[Collected data]

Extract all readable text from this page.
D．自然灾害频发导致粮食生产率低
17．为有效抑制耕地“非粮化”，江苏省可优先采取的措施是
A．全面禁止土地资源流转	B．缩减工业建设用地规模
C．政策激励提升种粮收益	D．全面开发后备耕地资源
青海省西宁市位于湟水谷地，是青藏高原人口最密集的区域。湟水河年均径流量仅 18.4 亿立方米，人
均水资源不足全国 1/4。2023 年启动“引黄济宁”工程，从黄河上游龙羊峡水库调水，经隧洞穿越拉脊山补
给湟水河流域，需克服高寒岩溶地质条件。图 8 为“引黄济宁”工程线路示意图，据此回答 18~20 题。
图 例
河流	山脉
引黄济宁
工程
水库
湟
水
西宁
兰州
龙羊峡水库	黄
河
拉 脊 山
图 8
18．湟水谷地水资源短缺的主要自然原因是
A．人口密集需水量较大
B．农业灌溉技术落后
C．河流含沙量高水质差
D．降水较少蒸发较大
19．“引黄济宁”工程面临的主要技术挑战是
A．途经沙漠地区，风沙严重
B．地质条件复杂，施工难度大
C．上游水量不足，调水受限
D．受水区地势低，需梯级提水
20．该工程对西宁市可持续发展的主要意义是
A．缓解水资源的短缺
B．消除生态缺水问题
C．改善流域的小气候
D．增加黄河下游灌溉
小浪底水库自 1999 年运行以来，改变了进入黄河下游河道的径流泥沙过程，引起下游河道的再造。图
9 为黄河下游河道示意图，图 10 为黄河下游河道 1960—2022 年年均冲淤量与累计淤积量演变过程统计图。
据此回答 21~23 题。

▶ **Given instruction**: In the entries above, identify each line that includes the string "据此回答", then copy it.

▶ **Finished task**:
给湟水河流域，需克服高寒岩溶地质条件。图 8 为“引黄济宁”工程线路示意图，据此回答 18~20 题。
据此回答 21~23 题。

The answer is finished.